▶ [Instruction] Switch "Localize" to "Locate" in each of the rows below, and leave every other part of the rows unchanged.

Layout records
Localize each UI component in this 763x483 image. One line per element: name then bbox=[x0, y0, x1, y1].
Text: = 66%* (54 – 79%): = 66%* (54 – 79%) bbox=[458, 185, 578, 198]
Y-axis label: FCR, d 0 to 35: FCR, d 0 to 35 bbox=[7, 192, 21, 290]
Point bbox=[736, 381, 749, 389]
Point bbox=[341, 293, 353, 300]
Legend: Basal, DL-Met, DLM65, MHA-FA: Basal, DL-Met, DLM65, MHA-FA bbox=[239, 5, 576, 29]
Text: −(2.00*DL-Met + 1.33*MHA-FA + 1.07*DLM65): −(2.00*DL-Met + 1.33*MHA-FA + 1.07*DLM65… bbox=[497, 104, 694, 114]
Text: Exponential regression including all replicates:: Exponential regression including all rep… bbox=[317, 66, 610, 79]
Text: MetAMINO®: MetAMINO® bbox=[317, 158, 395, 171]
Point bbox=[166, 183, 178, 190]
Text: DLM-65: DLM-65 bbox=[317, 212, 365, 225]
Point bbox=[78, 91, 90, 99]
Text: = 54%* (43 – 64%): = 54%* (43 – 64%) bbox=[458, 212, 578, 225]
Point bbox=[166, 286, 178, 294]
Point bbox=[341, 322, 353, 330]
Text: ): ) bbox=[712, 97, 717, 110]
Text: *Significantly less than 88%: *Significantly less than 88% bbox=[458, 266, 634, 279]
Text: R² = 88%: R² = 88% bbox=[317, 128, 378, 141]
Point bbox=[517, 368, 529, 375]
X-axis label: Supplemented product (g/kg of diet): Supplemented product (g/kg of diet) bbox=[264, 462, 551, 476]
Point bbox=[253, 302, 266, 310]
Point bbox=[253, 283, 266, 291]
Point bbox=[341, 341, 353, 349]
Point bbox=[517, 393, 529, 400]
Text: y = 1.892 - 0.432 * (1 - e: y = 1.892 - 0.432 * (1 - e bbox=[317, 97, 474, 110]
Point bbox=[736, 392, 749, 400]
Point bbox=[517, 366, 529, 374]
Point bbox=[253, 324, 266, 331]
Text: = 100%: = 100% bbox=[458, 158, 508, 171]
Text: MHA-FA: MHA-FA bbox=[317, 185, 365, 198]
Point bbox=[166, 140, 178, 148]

▶ [Answer for this exercise]
Locate each UI component in this 763x483 image. One line per element: name then bbox=[x0, y0, x1, y1].
Text: = 66%* (54 – 79%): = 66%* (54 – 79%) bbox=[458, 185, 578, 198]
Y-axis label: FCR, d 0 to 35: FCR, d 0 to 35 bbox=[7, 192, 21, 290]
Point bbox=[736, 381, 749, 389]
Point bbox=[341, 293, 353, 300]
Legend: Basal, DL-Met, DLM65, MHA-FA: Basal, DL-Met, DLM65, MHA-FA bbox=[239, 5, 576, 29]
Text: −(2.00*DL-Met + 1.33*MHA-FA + 1.07*DLM65): −(2.00*DL-Met + 1.33*MHA-FA + 1.07*DLM65… bbox=[497, 104, 694, 114]
Text: Exponential regression including all replicates:: Exponential regression including all rep… bbox=[317, 66, 610, 79]
Text: MetAMINO®: MetAMINO® bbox=[317, 158, 395, 171]
Point bbox=[166, 183, 178, 190]
Text: DLM-65: DLM-65 bbox=[317, 212, 365, 225]
Point bbox=[78, 91, 90, 99]
Text: = 54%* (43 – 64%): = 54%* (43 – 64%) bbox=[458, 212, 578, 225]
Point bbox=[166, 286, 178, 294]
Point bbox=[341, 322, 353, 330]
Text: ): ) bbox=[712, 97, 717, 110]
Text: *Significantly less than 88%: *Significantly less than 88% bbox=[458, 266, 634, 279]
Text: R² = 88%: R² = 88% bbox=[317, 128, 378, 141]
Point bbox=[517, 368, 529, 375]
X-axis label: Supplemented product (g/kg of diet): Supplemented product (g/kg of diet) bbox=[264, 462, 551, 476]
Point bbox=[253, 302, 266, 310]
Point bbox=[253, 283, 266, 291]
Point bbox=[341, 341, 353, 349]
Point bbox=[517, 393, 529, 400]
Text: y = 1.892 - 0.432 * (1 - e: y = 1.892 - 0.432 * (1 - e bbox=[317, 97, 474, 110]
Point bbox=[736, 392, 749, 400]
Point bbox=[517, 366, 529, 374]
Point bbox=[253, 324, 266, 331]
Text: = 100%: = 100% bbox=[458, 158, 508, 171]
Text: MHA-FA: MHA-FA bbox=[317, 185, 365, 198]
Point bbox=[166, 140, 178, 148]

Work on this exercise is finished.